**Instructions for the task:** Going through the material below, please gather all lines with the word "heures" in them.

(Data entries)
************

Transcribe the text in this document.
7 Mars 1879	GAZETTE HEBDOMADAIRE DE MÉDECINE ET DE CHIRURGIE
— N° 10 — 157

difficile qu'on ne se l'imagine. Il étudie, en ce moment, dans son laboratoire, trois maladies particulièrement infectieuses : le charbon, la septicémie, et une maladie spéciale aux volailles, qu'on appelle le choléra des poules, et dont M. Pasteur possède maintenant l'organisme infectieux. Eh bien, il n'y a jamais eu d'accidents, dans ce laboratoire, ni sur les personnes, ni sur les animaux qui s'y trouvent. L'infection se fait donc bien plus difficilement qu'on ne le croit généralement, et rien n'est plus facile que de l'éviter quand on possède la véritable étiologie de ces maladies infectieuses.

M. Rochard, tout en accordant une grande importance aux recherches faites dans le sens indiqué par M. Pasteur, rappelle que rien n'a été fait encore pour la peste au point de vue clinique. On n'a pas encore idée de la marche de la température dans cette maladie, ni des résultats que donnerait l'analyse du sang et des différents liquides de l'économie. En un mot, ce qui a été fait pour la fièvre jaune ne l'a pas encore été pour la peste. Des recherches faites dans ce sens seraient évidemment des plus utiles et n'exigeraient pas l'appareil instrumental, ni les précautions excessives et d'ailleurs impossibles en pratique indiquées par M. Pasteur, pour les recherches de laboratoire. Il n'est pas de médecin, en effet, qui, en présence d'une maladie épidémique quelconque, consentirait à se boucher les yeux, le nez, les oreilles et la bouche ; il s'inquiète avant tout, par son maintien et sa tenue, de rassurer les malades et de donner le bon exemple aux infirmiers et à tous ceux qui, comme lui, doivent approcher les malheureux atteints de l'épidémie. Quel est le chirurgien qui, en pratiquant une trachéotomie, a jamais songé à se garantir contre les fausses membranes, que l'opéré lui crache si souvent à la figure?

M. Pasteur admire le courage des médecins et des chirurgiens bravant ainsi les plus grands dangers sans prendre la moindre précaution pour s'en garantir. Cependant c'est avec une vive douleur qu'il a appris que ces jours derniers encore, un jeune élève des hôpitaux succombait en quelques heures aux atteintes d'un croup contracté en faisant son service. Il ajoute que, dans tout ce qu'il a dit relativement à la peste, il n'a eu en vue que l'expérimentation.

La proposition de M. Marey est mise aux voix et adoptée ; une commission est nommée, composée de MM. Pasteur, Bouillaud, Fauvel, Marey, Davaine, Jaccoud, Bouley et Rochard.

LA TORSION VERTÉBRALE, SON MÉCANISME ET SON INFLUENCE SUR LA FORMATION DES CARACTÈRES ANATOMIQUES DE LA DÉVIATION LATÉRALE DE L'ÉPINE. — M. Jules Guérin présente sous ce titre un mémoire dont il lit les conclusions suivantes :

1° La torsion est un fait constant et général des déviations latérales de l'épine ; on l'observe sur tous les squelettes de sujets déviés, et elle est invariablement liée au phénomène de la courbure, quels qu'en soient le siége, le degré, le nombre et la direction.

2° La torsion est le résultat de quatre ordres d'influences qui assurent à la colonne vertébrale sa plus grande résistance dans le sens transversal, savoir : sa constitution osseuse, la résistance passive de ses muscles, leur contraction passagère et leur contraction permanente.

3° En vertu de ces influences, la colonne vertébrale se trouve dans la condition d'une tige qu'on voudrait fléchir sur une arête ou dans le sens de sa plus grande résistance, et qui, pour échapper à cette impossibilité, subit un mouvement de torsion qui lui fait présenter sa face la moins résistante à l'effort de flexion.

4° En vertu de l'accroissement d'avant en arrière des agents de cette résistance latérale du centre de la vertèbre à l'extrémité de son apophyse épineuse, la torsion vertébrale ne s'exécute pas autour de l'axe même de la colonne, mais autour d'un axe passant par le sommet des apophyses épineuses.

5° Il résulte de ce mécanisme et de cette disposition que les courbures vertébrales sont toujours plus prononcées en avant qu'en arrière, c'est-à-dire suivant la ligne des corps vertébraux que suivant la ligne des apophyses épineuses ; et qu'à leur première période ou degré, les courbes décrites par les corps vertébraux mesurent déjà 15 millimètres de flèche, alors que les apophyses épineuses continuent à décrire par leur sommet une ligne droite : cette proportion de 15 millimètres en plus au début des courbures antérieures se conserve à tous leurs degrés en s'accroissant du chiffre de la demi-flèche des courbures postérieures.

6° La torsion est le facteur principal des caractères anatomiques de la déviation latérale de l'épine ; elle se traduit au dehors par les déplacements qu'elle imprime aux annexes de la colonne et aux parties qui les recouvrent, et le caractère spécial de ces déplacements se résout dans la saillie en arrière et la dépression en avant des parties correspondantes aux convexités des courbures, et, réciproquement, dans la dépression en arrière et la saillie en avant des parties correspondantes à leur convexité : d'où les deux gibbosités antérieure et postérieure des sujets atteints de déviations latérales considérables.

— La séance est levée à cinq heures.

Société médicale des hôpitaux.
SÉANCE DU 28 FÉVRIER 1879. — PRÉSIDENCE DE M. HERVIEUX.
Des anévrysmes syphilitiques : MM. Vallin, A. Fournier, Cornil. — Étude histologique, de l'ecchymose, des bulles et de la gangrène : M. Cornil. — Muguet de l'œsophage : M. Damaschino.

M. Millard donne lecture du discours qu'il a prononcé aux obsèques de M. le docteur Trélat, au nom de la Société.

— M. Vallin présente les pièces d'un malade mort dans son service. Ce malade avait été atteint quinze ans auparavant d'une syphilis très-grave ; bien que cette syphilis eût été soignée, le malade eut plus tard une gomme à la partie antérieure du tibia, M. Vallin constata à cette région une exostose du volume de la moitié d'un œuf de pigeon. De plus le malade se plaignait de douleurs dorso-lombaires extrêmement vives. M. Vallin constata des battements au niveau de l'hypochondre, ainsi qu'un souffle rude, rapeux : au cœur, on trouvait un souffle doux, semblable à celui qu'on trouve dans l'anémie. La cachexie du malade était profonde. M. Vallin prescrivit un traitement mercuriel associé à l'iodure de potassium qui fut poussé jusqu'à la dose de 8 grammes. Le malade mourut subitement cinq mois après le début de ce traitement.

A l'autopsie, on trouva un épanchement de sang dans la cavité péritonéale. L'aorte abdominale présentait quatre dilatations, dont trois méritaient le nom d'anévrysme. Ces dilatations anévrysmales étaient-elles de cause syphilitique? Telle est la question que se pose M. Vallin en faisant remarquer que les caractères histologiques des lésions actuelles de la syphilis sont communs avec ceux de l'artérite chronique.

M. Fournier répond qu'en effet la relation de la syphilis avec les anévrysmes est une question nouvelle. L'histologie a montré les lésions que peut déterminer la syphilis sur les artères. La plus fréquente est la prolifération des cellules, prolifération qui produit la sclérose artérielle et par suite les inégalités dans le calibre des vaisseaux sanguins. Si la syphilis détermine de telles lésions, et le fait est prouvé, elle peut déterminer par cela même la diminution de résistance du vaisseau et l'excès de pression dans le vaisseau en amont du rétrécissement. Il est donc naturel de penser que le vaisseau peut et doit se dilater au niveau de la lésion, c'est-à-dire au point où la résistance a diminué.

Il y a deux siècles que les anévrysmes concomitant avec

************

**Solution to this problem:**
M. Pasteur admire le courage des médecins et des chirurgiens bravant ainsi les plus grands dangers sans prendre la moindre précaution pour s'en garantir. Cependant c'est avec une vive douleur qu'il a appris que ces jours derniers encore, un jeune élève des hôpitaux succombait en quelques heures aux atteintes d'un croup contracté en faisant son service. Il ajoute que, dans tout ce qu'il a dit relativement à la peste, il n'a eu en vue que l'expérimentation.
— La séance est levée à cinq heures.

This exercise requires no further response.